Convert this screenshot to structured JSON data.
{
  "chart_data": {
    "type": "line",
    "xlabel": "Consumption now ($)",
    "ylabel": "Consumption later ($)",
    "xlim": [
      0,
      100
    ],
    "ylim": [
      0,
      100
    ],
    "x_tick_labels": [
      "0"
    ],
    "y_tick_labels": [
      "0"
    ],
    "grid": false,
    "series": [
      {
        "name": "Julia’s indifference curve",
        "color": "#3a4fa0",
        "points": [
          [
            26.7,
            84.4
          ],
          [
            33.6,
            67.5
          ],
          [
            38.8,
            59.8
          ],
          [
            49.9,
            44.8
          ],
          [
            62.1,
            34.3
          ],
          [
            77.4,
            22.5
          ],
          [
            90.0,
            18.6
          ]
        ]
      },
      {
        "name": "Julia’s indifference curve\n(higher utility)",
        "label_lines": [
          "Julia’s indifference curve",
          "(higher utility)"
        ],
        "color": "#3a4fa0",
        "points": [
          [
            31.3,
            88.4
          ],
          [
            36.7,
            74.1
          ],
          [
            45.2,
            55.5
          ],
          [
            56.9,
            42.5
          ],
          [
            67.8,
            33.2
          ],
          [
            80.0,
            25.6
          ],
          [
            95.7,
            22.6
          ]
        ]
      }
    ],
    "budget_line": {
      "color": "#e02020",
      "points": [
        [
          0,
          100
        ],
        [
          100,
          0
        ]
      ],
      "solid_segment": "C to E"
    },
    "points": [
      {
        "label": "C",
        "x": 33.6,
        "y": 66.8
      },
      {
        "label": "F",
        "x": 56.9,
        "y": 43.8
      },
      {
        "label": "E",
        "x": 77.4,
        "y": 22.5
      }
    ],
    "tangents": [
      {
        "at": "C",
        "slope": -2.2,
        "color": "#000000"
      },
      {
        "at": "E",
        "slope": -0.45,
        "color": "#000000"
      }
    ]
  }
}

━━━━━━━━

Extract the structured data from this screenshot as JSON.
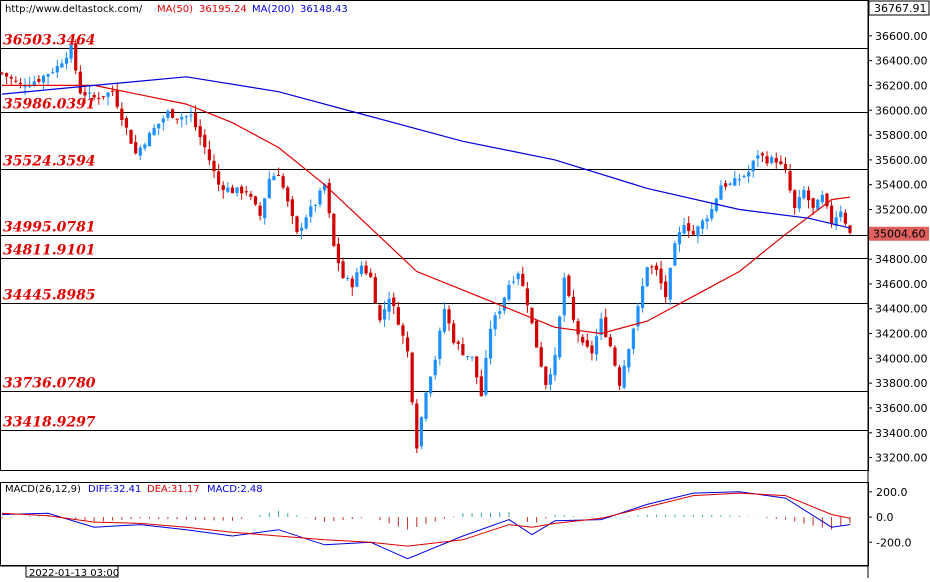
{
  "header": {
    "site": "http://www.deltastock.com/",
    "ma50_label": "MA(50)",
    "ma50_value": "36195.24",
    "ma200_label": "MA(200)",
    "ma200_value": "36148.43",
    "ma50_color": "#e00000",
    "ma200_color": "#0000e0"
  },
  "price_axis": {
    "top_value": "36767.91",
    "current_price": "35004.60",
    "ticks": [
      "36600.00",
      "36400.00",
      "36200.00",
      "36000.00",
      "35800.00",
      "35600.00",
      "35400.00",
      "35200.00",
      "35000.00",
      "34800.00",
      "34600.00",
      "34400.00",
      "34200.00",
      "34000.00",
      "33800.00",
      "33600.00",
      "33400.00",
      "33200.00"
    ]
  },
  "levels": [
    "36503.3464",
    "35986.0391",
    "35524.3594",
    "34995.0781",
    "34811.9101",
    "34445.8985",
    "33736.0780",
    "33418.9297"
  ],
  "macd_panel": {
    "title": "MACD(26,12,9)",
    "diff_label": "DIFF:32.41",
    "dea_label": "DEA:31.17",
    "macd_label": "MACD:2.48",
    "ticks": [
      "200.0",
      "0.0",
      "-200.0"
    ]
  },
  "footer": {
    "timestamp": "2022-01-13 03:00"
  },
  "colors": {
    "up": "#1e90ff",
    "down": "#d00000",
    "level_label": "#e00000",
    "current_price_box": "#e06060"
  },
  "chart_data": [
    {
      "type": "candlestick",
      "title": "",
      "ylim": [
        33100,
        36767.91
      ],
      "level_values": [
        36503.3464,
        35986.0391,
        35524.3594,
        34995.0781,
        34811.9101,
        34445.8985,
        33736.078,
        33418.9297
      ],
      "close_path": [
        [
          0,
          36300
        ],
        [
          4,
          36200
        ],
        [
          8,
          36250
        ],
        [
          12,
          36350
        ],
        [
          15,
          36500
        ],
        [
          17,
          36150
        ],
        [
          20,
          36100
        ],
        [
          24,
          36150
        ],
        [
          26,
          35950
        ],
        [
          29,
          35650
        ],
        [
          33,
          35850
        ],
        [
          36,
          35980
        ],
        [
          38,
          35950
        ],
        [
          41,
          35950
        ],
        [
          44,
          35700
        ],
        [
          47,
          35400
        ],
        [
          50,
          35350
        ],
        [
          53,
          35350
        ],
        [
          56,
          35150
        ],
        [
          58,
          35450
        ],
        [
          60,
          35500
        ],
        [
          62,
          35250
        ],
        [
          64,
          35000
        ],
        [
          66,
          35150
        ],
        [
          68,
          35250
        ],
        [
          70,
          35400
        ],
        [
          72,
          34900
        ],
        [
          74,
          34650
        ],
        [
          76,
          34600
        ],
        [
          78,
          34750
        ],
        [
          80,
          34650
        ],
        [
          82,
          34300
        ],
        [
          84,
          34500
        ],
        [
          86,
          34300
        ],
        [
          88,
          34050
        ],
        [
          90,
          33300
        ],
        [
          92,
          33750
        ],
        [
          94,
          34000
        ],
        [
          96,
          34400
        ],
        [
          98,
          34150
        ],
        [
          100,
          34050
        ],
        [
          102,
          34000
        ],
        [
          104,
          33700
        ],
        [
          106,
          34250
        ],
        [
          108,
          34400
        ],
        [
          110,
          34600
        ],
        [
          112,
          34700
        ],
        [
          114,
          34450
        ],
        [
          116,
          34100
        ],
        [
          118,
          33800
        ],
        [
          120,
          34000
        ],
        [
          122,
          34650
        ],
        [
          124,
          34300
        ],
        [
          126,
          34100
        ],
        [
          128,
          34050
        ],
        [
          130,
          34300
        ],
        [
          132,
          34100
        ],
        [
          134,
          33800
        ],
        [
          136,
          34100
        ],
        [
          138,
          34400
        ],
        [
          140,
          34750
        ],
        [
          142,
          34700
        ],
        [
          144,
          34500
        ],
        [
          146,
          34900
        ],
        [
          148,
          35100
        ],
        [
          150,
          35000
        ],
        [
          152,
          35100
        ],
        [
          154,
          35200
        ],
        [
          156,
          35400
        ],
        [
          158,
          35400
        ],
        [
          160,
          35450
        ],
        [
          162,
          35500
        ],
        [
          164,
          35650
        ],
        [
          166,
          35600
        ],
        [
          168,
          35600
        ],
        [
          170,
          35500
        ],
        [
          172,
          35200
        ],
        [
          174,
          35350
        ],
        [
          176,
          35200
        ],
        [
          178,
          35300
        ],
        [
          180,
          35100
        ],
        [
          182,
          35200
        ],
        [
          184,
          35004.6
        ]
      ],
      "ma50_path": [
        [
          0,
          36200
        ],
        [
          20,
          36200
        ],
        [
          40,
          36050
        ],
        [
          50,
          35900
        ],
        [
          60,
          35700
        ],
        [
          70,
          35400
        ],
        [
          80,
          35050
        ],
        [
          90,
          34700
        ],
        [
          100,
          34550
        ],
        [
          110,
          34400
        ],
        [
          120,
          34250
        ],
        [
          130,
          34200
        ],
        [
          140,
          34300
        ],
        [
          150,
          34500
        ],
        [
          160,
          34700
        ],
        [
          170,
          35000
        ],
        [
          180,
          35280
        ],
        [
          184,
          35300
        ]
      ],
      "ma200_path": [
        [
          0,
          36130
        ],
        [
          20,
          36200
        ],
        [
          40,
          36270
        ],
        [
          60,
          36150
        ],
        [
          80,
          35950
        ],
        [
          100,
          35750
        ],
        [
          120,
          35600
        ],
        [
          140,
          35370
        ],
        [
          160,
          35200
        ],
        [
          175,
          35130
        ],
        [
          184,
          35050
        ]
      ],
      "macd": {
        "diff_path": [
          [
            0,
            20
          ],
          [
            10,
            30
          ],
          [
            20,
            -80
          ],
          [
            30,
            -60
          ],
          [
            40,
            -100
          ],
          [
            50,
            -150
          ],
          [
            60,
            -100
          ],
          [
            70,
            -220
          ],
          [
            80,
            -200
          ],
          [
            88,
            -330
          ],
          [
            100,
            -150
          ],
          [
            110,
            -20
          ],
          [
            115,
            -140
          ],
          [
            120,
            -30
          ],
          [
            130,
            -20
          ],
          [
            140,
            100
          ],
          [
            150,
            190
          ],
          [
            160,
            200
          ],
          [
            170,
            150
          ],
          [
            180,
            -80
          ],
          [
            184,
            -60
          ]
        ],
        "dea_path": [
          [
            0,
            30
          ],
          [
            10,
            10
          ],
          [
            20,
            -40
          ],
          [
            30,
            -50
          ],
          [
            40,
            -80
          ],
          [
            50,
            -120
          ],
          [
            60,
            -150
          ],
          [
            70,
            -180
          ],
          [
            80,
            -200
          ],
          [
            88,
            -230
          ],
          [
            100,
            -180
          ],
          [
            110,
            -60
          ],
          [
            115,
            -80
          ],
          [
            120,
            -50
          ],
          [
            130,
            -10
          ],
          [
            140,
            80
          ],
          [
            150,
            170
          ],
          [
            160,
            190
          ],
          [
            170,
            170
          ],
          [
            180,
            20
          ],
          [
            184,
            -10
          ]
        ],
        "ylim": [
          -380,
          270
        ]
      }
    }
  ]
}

━━━━━━━━

Scan the entries above for the word "Julia" and collect each line holding it.

> [Finished answer]:
        "name": "Julia’s indifference curve",
        "name": "Julia’s indifference curve\n(higher utility)",
          "Julia’s indifference curve",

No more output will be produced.